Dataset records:
┏━━

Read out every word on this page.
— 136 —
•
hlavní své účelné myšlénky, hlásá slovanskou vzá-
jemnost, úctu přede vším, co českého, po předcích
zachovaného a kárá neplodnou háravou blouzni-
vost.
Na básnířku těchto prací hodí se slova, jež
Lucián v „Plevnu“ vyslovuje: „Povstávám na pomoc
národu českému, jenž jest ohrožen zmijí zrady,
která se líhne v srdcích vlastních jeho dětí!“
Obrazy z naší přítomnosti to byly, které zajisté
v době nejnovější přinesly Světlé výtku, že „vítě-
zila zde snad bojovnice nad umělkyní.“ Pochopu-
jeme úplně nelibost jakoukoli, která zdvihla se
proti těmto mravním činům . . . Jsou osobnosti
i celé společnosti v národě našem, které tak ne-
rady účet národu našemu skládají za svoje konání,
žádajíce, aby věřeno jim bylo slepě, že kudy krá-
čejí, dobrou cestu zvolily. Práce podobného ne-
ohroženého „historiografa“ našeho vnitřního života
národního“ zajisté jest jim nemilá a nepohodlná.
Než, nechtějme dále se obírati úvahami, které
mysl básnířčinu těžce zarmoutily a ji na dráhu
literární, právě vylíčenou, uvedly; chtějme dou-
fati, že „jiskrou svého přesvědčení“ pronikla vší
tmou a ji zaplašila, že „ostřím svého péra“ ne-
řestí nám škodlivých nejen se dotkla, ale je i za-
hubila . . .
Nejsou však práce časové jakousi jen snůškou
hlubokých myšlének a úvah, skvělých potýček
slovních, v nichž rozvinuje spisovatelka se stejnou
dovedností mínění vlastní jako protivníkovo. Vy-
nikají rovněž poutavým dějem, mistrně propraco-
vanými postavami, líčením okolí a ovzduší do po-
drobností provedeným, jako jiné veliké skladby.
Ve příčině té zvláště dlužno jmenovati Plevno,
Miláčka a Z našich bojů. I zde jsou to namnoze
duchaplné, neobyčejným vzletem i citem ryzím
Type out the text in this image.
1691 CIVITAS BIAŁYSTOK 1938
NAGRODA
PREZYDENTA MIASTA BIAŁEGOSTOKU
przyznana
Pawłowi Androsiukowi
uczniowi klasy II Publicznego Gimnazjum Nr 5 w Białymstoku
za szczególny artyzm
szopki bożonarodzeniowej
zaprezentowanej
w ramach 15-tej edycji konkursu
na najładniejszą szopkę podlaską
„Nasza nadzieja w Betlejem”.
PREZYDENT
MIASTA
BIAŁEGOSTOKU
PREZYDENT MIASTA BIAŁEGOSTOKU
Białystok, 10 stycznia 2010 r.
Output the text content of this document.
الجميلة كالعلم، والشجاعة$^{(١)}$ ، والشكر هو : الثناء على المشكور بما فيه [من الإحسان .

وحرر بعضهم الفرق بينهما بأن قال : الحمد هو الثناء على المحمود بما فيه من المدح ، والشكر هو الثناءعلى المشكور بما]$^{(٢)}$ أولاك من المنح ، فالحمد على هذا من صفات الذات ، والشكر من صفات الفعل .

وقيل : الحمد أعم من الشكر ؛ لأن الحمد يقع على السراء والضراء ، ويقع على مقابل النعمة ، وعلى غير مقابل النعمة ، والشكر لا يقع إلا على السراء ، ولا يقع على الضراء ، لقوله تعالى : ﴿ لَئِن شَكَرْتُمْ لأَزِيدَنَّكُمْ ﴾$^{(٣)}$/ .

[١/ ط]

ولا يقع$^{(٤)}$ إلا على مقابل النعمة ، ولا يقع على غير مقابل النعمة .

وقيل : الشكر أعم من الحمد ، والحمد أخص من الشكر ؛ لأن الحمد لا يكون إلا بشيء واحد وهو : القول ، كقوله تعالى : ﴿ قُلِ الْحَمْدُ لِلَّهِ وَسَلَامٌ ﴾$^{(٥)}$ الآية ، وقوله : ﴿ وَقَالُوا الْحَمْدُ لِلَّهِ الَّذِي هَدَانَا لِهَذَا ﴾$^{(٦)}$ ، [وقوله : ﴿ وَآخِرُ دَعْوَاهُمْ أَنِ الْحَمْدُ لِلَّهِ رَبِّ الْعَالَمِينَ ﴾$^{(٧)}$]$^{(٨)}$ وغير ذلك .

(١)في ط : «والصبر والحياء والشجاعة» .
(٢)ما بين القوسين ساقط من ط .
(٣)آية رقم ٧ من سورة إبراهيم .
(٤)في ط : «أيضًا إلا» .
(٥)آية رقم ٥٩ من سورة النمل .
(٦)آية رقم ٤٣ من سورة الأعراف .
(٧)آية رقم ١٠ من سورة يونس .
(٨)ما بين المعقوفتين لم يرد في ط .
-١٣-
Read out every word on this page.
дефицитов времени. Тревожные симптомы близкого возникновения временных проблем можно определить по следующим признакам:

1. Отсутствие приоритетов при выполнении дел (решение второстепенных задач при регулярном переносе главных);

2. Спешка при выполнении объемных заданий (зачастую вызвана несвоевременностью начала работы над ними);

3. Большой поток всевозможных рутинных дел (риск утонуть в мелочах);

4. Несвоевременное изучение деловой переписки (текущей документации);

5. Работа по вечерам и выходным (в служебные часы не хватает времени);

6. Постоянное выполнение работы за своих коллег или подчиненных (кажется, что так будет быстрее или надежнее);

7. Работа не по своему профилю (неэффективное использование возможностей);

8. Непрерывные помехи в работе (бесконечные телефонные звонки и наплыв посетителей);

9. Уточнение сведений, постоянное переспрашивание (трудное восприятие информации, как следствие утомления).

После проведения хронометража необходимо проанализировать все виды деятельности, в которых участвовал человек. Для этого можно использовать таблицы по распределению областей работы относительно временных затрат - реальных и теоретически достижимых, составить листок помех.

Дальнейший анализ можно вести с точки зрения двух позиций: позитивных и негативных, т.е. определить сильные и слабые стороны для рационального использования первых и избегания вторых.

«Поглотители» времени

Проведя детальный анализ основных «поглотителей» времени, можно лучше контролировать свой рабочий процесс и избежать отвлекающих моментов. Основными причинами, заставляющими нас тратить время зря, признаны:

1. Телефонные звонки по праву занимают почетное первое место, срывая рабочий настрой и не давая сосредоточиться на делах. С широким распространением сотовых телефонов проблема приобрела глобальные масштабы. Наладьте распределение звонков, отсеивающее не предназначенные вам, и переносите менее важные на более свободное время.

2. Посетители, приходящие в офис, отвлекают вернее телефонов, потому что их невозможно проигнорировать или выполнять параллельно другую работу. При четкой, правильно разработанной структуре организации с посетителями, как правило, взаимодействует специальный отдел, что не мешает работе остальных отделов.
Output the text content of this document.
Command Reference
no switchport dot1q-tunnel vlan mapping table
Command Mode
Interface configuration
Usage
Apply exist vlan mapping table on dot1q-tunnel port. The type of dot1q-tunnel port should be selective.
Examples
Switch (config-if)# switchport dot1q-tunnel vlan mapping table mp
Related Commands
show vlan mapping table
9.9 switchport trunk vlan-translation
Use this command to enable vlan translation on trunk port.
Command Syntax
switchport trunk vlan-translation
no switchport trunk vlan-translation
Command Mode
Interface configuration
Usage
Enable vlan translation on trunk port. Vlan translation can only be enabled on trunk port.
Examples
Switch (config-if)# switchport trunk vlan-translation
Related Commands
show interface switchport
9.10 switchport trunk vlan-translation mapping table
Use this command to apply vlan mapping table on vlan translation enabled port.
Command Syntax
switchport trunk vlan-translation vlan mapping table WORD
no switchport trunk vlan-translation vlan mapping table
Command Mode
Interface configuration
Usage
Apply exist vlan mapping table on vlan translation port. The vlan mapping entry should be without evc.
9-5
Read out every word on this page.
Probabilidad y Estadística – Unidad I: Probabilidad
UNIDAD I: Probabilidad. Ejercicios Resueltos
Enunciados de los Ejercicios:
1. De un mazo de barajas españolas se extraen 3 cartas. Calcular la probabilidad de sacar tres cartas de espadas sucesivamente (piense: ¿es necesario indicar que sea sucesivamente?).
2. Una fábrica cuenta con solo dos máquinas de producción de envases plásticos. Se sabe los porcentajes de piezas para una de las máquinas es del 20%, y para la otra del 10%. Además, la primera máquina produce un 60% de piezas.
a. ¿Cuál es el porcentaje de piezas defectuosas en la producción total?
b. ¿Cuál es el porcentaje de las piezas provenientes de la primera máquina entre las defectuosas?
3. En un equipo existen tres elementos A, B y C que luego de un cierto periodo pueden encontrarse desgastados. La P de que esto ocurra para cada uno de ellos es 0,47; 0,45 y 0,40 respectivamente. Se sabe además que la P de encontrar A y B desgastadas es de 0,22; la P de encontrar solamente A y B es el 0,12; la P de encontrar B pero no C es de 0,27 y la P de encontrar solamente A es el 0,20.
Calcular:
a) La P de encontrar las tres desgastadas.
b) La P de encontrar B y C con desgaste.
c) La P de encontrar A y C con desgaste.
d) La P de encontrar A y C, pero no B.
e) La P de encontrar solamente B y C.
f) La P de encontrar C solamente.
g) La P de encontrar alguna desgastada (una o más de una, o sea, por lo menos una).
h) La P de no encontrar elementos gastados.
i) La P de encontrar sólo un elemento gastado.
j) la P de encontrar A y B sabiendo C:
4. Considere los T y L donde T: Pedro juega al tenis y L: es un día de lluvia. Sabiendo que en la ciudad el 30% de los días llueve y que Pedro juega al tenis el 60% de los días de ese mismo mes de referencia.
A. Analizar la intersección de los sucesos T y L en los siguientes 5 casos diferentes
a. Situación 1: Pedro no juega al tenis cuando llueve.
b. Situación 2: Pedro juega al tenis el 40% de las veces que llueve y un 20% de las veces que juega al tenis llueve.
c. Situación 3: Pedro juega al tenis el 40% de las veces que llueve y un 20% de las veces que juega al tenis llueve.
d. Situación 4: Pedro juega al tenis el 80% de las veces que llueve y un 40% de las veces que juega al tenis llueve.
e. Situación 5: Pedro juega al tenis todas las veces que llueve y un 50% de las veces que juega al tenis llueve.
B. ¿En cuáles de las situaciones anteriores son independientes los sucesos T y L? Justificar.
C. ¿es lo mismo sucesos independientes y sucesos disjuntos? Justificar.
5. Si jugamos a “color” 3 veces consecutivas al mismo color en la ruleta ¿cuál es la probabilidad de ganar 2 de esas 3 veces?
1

┗━━

Written instruction
Find all lines with "Justificar" in them and copy each one.

Written reply
B. ¿En cuáles de las situaciones anteriores son independientes los sucesos T y L? Justificar.
C. ¿es lo mismo sucesos independientes y sucesos disjuntos? Justificar.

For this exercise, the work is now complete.